Please rewrite the lines from the one containing "- logo-mark-icon: [33, 30, 113, 118]" through the one containing "y1) format, (0,0) is top-left.", both included, as a JSON list of strings with one string per line and blank lines omitted.

begin DATASET RECORDS

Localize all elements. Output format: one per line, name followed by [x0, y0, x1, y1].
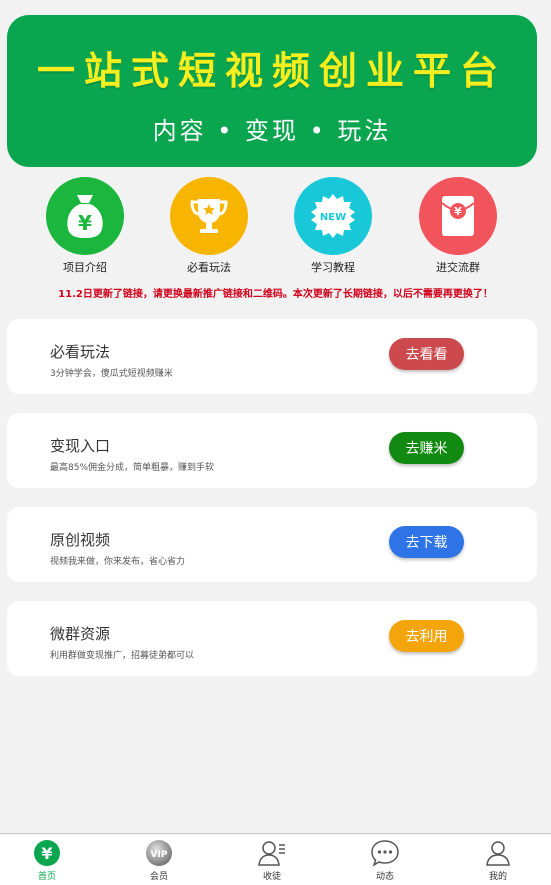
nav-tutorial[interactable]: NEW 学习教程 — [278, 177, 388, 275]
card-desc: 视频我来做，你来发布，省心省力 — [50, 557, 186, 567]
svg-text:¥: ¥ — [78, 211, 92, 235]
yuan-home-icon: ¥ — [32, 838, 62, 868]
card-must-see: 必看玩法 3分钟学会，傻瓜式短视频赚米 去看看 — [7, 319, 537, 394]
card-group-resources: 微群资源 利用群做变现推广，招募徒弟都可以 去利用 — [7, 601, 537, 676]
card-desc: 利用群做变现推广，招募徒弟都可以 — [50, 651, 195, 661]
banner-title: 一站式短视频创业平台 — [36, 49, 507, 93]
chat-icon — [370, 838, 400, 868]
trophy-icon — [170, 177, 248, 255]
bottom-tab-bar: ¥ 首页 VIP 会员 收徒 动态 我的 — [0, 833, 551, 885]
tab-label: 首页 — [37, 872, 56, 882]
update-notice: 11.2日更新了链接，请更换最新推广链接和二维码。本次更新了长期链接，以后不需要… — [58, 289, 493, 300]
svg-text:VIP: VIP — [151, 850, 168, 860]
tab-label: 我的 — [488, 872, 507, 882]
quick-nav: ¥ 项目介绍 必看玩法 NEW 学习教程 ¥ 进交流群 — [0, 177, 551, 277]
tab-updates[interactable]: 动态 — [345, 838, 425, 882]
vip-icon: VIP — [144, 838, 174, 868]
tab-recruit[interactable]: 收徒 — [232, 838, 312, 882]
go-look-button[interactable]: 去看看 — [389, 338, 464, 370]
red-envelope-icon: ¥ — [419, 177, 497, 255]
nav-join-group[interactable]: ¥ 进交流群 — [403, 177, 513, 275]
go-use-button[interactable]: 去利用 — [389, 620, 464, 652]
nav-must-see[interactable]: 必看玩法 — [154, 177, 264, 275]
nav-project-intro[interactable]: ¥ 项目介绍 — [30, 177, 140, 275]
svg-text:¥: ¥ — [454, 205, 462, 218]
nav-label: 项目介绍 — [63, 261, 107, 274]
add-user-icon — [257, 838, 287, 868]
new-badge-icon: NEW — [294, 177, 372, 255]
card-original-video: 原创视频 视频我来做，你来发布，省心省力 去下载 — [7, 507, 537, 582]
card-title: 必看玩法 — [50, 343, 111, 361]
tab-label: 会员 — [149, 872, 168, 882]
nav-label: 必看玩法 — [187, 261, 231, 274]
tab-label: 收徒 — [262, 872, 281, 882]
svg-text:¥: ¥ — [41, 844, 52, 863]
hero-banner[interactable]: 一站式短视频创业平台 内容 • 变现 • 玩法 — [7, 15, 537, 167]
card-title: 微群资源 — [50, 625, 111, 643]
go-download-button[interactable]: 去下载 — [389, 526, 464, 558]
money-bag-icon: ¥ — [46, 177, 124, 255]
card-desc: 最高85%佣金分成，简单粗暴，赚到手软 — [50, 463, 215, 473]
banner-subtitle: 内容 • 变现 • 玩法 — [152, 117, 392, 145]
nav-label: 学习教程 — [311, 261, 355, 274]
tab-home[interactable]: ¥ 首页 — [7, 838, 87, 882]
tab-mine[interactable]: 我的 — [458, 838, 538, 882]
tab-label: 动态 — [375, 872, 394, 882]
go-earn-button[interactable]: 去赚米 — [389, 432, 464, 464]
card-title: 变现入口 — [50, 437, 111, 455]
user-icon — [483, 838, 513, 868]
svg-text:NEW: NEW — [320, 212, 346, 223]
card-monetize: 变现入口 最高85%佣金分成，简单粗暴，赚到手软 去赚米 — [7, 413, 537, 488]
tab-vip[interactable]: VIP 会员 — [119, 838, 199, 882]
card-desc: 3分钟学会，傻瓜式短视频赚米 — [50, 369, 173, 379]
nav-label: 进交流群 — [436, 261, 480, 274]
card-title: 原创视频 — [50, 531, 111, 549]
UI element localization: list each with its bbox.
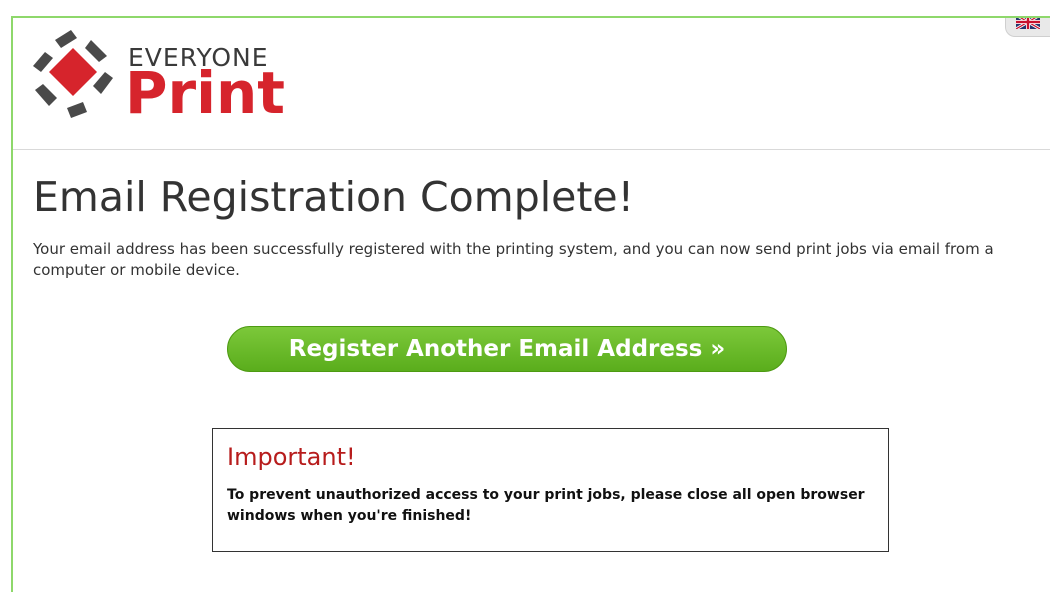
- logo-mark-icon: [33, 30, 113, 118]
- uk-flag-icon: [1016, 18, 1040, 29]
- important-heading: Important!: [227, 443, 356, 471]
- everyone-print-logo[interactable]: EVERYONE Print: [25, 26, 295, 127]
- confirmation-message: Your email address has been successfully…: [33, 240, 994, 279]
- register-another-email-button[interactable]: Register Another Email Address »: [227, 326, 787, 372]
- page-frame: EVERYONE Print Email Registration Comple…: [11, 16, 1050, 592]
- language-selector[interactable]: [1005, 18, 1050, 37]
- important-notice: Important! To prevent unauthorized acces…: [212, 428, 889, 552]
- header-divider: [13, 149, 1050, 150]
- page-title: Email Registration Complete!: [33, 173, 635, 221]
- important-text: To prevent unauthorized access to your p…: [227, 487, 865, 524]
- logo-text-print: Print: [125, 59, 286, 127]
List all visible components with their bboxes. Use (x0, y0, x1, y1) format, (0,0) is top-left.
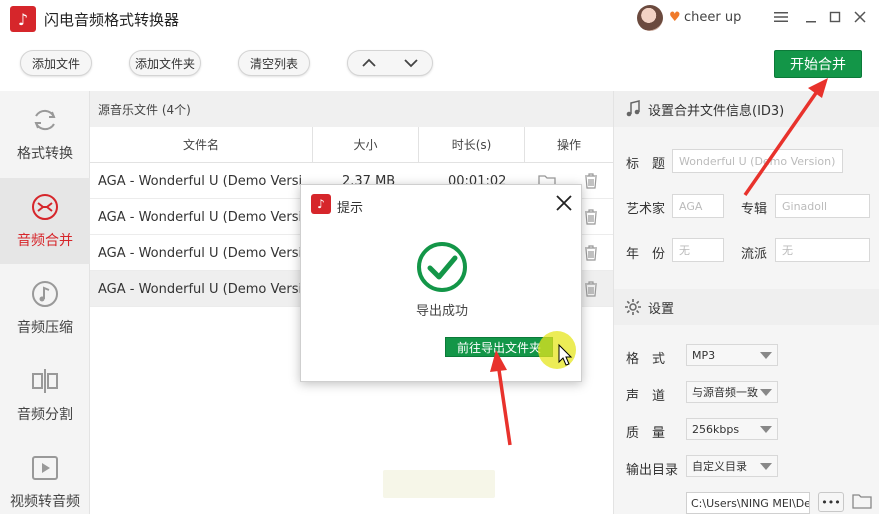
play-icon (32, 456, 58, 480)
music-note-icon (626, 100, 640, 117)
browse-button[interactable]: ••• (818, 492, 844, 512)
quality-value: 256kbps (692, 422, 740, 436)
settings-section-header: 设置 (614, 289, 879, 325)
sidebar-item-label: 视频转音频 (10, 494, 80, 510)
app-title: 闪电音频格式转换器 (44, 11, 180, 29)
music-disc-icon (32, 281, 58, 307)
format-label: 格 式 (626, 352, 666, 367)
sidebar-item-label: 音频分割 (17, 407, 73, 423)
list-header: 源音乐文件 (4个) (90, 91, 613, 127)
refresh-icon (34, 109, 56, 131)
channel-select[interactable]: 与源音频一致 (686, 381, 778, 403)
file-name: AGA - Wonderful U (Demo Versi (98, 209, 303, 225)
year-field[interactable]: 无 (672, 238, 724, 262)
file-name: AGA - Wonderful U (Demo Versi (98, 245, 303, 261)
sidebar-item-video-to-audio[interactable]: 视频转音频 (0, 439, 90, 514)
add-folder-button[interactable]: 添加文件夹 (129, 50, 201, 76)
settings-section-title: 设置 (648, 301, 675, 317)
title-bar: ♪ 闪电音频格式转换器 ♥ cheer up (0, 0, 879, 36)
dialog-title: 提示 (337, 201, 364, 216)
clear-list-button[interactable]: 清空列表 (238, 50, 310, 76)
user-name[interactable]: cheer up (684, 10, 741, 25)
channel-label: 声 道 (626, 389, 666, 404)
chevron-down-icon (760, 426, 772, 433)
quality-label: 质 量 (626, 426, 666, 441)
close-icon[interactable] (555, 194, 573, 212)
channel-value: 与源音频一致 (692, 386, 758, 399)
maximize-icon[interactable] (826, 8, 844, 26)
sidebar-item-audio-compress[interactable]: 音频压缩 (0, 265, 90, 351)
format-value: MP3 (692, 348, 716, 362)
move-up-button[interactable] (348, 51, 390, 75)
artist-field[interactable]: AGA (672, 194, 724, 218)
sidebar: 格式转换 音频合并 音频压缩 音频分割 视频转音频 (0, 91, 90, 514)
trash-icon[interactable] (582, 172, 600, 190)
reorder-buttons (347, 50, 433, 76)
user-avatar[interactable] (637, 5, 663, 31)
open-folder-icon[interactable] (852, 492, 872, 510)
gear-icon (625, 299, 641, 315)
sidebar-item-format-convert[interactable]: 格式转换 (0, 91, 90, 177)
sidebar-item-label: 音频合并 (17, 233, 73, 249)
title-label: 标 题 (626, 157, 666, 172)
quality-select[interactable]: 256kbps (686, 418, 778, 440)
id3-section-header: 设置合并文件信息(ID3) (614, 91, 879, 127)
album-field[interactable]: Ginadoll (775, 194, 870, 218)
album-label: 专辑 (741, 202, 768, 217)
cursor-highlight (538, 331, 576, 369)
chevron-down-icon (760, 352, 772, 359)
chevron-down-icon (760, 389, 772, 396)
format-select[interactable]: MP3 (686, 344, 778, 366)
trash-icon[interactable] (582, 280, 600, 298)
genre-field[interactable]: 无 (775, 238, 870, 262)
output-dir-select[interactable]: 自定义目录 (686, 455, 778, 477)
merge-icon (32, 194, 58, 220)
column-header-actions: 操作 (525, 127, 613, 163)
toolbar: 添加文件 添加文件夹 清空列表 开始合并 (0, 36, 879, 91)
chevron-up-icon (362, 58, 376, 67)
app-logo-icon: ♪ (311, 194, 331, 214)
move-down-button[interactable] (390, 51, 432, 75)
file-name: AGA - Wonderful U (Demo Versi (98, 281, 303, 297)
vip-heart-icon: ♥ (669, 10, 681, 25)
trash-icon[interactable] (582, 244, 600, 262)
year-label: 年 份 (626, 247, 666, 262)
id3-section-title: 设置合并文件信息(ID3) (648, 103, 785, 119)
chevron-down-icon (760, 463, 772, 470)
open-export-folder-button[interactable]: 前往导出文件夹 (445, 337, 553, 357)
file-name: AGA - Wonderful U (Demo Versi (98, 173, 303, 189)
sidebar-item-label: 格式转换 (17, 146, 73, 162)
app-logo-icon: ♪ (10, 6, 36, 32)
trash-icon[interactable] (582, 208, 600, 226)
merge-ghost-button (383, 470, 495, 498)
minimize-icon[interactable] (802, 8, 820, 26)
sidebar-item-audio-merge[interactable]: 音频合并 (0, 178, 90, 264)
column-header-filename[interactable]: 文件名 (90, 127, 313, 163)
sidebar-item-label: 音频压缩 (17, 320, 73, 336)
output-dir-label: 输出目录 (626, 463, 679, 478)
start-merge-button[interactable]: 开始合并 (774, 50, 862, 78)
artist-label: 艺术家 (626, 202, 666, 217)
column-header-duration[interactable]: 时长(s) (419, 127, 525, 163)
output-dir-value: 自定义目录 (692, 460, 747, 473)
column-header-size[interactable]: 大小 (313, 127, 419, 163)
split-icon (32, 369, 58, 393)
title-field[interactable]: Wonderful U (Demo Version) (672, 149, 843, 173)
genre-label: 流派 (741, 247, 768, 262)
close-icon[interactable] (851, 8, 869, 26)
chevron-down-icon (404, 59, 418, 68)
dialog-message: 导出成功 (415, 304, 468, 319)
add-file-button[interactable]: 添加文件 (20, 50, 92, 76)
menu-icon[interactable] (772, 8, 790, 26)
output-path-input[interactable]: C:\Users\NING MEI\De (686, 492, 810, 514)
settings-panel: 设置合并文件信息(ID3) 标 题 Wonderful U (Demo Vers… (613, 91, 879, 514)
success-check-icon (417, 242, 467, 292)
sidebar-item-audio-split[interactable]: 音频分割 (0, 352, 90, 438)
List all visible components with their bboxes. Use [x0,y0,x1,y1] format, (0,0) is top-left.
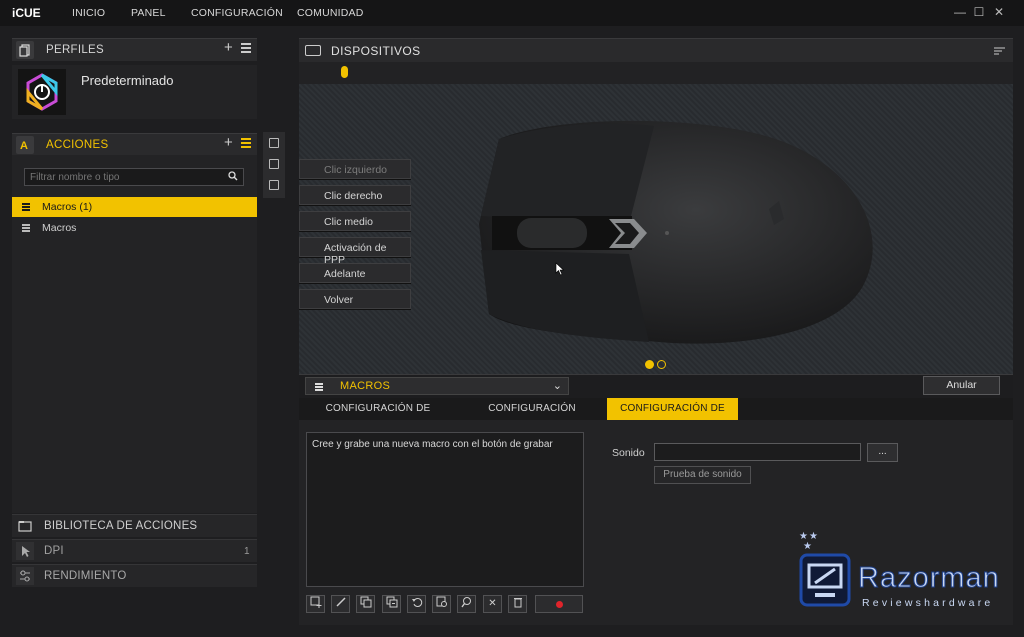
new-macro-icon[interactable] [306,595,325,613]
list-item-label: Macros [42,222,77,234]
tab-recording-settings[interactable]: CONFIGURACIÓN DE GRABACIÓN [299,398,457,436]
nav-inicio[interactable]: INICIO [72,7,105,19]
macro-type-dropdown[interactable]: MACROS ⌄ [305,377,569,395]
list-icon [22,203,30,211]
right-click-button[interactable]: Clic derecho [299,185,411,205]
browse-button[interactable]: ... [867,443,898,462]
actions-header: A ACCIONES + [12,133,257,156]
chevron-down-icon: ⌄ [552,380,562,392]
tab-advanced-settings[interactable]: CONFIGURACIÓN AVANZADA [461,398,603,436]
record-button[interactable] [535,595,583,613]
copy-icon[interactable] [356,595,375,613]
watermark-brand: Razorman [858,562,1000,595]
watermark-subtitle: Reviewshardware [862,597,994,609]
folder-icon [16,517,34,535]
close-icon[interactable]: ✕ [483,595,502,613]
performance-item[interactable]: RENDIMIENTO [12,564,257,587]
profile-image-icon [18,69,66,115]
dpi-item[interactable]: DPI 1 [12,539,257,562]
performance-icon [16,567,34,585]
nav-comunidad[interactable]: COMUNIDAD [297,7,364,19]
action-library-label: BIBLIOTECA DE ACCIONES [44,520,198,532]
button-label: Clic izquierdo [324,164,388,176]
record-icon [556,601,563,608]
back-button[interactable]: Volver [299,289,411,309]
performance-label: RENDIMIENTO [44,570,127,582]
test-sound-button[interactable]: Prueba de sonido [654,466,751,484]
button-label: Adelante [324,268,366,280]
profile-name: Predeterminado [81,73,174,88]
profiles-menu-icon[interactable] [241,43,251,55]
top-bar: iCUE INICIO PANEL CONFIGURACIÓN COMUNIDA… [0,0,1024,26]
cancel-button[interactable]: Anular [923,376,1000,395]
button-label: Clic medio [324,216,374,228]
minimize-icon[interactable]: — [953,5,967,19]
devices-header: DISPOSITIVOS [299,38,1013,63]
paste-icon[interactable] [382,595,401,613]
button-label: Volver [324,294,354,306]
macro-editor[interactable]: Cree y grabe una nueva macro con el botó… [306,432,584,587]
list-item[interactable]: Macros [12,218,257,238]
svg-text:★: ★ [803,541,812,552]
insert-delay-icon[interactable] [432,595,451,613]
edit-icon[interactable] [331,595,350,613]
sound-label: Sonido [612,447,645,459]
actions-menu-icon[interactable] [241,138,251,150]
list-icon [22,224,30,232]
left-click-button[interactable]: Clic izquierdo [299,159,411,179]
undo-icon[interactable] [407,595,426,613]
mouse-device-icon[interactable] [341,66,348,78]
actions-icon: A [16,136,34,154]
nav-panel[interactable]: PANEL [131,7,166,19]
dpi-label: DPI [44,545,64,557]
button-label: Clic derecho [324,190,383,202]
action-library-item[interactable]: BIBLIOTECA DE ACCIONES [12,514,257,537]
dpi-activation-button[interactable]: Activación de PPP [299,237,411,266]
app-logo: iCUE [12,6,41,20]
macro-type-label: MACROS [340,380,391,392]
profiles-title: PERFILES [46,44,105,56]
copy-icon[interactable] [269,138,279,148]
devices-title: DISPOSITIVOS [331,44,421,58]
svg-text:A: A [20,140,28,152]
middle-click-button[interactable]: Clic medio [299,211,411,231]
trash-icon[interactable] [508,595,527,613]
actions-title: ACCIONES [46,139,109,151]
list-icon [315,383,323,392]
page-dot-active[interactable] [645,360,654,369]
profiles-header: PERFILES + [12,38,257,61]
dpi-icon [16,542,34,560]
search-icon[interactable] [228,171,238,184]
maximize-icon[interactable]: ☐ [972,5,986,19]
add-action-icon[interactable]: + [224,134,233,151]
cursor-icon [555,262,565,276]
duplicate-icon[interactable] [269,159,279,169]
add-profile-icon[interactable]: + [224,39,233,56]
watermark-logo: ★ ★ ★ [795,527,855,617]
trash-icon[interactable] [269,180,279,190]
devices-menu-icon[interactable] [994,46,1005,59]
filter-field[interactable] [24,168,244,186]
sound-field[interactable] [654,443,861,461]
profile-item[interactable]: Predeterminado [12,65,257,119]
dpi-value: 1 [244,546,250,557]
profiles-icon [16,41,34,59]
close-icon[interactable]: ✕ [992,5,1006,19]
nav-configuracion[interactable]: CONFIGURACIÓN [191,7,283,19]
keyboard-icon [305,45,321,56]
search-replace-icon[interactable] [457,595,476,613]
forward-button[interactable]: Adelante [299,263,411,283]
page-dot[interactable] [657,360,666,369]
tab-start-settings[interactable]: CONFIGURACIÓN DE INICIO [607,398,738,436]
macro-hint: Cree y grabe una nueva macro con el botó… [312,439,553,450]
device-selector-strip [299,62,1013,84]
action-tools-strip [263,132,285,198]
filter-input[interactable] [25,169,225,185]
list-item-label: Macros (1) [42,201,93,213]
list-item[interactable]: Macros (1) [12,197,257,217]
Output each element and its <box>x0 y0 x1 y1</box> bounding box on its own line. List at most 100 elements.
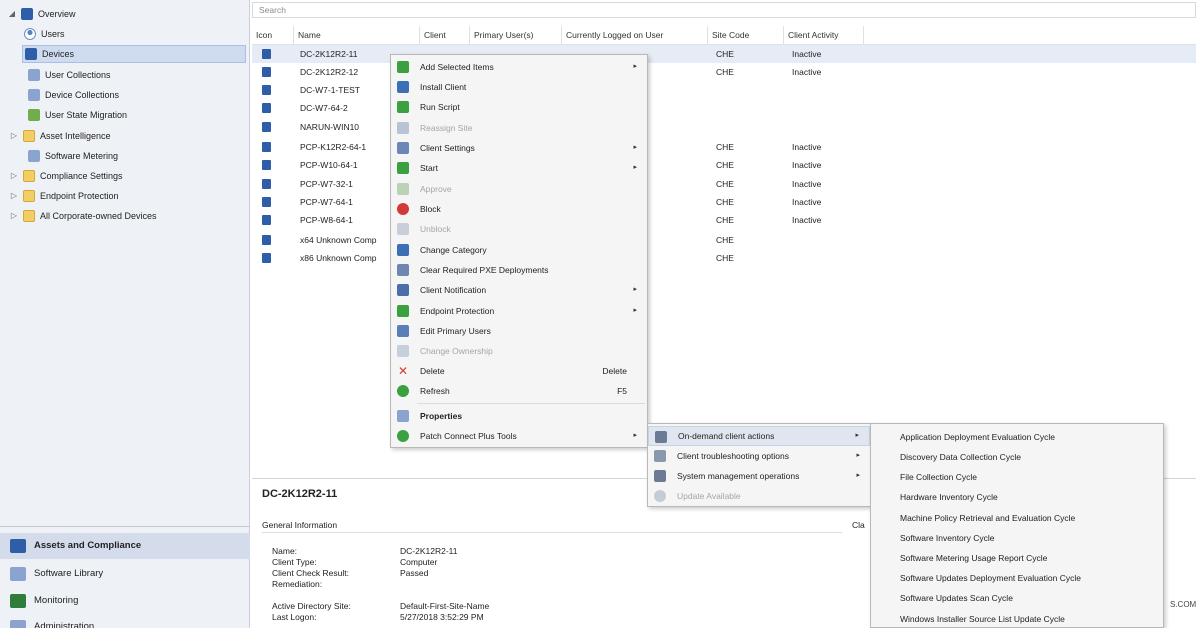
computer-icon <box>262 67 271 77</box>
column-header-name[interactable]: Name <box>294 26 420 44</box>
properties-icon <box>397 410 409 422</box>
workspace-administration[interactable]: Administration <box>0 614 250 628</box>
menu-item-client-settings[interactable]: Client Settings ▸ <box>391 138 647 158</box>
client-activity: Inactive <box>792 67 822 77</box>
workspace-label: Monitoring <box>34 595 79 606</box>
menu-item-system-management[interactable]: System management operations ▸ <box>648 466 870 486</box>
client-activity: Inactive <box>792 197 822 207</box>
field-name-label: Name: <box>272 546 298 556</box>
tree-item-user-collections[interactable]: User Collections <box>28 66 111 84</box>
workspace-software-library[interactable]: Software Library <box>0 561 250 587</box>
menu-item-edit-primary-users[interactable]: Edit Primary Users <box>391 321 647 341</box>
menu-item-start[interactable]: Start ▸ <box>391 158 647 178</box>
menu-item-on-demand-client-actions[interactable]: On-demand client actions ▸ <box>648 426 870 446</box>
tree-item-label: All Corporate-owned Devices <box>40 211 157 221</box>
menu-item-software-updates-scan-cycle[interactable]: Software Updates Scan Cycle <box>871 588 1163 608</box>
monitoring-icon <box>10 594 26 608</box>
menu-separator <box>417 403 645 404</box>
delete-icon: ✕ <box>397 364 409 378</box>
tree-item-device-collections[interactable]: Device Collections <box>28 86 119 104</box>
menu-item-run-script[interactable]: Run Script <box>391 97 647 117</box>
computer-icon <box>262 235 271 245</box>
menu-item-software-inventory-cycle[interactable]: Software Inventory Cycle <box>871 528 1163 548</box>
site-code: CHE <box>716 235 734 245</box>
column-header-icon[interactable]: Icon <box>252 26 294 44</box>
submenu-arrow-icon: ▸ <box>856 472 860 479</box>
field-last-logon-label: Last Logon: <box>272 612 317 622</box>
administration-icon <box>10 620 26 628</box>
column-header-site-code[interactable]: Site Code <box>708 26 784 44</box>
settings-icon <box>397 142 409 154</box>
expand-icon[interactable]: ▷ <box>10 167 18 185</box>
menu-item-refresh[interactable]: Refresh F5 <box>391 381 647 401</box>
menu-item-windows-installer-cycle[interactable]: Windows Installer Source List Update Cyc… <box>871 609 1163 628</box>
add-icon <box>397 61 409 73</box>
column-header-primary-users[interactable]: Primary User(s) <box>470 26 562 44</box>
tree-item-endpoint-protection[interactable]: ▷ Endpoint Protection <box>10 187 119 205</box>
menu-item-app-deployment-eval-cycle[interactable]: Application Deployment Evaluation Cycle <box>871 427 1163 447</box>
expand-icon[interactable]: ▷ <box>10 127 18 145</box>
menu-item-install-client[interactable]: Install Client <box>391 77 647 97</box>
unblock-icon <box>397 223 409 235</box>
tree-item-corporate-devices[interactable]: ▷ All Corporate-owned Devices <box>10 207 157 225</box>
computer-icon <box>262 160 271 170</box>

end DATASET RECORDS

■ **EXERCISE SOLUTION**
[
  "- logo-mark-icon: [33, 30, 113, 118]",
  "- uk-flag-icon: [1016, 18, 1040, 29]",
  "- important-heading: Important!: [227, 443, 356, 471]",
  "- everyone-print-logo[interactable]: EVERYONE Print: [25, 26, 295, 127]",
  "- confirmation-message: Your email address has been successfully…: [33, 240, 994, 279]",
  "- register-another-email-button[interactable]: Register Another Email Address »: [227, 326, 787, 372]",
  "- page-frame: EVERYONE Print Email Registration Comple…: [11, 16, 1050, 592]",
  "- language-selector[interactable]: [1005, 18, 1050, 37]",
  "- important-notice: Important! To prevent unauthorized acces…: [212, 428, 889, 552]",
  "- header-divider: [13, 149, 1050, 150]",
  "- page-title: Email Registration Complete!: [33, 173, 635, 221]",
  "- important-text: To prevent unauthorized access to your p…: [227, 487, 865, 524]",
  "- logo-text-print: Print: [125, 59, 286, 127]",
  "List all visible components with their bboxes. Use (x0, y0, x1, y1) format, (0,0) is top-left."
]